- [Brief]: Locate the lines of the listing below that hold "this", then copy each of them.

::: Dataset extract :::

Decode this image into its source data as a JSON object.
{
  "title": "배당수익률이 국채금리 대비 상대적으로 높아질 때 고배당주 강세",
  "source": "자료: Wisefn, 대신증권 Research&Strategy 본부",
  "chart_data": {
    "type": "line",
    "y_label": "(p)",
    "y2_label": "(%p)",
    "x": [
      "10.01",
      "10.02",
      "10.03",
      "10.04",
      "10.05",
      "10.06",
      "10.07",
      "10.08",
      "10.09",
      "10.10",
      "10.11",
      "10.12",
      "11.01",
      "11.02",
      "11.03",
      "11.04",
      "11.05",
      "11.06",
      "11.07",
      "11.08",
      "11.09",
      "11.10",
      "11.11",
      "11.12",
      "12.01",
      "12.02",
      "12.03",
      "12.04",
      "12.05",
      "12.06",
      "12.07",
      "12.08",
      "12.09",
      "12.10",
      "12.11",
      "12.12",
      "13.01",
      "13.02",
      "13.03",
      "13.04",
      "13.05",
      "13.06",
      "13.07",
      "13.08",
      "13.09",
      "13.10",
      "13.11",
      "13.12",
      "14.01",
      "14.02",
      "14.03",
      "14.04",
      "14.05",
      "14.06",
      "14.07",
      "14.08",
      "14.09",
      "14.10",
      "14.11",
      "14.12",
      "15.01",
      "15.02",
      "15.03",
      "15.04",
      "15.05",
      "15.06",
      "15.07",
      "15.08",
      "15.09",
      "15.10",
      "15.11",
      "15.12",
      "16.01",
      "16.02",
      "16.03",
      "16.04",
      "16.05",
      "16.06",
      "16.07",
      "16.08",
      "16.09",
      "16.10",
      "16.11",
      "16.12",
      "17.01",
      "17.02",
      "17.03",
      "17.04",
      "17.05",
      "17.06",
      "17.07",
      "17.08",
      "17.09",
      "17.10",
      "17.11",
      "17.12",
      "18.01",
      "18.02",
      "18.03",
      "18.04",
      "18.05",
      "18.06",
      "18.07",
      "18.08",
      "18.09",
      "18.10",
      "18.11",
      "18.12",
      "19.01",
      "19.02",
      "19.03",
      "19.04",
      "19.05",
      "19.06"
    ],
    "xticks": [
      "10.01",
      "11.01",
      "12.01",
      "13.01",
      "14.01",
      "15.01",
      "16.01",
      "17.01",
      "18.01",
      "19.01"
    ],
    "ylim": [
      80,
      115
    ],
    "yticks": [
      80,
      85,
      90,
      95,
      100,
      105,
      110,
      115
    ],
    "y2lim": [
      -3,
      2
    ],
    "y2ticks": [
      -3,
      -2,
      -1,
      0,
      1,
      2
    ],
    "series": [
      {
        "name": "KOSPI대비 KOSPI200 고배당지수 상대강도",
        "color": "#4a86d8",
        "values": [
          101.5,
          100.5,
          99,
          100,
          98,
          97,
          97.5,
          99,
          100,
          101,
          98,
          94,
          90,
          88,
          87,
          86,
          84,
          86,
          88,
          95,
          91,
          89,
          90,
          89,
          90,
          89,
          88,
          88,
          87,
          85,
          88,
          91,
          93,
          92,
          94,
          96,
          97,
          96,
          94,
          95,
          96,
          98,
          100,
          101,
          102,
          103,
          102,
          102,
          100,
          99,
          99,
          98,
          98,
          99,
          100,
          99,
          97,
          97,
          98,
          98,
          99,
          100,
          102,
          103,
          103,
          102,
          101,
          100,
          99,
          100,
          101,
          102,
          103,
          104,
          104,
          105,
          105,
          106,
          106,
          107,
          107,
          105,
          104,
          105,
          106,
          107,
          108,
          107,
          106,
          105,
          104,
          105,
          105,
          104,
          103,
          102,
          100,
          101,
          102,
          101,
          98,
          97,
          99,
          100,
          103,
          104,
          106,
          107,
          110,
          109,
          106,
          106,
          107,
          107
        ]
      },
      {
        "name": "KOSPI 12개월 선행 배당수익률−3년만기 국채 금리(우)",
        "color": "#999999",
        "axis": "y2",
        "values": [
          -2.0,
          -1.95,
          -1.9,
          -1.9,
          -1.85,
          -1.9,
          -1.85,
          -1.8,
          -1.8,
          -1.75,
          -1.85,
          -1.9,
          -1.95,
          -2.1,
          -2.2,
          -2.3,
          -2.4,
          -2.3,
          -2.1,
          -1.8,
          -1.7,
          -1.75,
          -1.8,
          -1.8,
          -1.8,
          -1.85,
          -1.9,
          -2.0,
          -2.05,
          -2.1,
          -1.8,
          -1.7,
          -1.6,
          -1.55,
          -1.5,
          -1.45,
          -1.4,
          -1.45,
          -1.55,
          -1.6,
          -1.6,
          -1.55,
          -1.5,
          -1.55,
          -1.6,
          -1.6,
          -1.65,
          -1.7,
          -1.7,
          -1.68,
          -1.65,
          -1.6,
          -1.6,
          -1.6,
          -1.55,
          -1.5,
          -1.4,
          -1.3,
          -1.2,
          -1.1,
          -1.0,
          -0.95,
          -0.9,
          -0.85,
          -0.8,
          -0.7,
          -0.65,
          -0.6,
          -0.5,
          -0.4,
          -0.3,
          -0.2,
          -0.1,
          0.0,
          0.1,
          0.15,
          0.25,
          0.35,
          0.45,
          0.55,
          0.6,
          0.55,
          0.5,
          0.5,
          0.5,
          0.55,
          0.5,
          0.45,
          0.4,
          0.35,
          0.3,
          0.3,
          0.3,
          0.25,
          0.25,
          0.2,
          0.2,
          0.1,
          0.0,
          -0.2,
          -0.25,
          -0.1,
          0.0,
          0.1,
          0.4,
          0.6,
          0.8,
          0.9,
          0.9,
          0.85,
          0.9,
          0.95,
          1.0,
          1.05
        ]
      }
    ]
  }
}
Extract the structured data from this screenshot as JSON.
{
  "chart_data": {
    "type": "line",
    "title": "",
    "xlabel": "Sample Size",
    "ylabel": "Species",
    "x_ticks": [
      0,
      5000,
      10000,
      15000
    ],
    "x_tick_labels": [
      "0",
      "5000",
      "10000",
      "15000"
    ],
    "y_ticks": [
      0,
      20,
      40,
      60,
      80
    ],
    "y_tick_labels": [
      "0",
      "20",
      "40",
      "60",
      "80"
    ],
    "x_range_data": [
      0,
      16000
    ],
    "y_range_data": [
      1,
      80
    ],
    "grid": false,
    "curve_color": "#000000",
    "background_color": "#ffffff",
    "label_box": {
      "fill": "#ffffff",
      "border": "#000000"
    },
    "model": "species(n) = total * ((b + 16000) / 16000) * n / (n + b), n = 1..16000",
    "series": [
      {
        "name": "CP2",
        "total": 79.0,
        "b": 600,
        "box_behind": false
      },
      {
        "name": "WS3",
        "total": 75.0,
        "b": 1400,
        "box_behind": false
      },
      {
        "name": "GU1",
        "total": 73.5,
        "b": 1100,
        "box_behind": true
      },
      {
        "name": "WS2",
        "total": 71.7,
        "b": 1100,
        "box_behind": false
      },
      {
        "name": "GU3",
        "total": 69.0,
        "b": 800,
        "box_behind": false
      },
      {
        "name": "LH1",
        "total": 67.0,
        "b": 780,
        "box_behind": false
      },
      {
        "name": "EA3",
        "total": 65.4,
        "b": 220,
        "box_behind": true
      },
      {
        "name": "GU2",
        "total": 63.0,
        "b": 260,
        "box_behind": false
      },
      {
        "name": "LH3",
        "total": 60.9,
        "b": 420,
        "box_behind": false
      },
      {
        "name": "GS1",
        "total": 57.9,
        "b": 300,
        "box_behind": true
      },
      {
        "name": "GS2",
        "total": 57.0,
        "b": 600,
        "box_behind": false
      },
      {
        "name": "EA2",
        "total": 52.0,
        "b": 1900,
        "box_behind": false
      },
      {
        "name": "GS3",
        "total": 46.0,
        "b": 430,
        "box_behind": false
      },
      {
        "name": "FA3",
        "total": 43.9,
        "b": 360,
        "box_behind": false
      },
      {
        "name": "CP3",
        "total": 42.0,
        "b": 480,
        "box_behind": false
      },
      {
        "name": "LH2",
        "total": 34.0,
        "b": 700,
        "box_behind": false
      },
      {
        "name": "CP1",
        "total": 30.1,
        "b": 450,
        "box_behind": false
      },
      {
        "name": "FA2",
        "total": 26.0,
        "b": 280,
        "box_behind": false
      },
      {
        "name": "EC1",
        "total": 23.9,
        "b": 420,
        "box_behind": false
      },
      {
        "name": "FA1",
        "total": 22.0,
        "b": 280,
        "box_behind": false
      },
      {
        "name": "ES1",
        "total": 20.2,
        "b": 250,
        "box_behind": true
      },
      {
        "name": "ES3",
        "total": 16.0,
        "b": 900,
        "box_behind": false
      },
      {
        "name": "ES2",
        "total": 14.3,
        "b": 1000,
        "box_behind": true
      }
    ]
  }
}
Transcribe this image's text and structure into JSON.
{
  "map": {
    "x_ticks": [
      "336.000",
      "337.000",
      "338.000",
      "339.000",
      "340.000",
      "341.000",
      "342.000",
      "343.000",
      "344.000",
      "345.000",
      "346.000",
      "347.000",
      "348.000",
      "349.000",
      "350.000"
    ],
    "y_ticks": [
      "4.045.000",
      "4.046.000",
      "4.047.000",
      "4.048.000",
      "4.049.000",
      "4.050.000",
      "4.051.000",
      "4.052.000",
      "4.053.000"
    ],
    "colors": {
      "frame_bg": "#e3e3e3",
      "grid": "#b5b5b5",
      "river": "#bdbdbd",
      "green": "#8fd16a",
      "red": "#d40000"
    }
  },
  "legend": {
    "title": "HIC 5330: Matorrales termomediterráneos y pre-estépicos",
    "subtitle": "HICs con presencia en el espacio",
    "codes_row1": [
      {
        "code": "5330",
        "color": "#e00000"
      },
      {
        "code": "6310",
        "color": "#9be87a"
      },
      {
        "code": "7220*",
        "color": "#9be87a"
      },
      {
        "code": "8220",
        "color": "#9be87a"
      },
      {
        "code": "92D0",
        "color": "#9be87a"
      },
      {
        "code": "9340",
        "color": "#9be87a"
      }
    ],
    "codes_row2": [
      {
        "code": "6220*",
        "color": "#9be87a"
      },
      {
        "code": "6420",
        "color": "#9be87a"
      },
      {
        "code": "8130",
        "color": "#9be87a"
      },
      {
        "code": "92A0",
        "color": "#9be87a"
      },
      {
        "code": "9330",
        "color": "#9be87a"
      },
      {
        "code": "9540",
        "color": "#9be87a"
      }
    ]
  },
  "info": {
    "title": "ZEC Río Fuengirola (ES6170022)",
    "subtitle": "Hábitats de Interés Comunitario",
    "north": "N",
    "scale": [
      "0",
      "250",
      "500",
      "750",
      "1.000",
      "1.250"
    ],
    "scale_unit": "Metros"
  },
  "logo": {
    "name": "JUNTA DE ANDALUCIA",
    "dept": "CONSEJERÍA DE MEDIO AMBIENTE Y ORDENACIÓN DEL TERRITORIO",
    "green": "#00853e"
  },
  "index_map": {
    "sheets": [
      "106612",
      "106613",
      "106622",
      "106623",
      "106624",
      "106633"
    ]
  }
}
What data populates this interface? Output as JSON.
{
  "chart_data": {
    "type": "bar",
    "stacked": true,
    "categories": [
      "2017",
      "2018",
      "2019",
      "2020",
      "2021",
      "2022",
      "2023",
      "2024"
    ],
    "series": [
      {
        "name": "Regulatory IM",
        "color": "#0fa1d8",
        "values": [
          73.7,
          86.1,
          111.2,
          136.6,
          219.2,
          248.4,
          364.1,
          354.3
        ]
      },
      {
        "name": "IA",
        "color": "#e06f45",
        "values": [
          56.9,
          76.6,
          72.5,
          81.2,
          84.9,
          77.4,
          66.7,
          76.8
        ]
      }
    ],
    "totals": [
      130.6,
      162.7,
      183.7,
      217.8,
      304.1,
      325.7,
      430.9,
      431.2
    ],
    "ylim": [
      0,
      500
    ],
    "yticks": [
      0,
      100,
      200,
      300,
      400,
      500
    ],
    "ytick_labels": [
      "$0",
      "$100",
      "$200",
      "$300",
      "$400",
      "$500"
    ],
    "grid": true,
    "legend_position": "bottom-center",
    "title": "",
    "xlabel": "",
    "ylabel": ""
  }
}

:::

- [Final result]:
Decode this image into its source data as a JSON object.
Extract the structured data from this screenshot as JSON.
Transcribe this image's text and structure into JSON.
What data populates this interface? Output as JSON.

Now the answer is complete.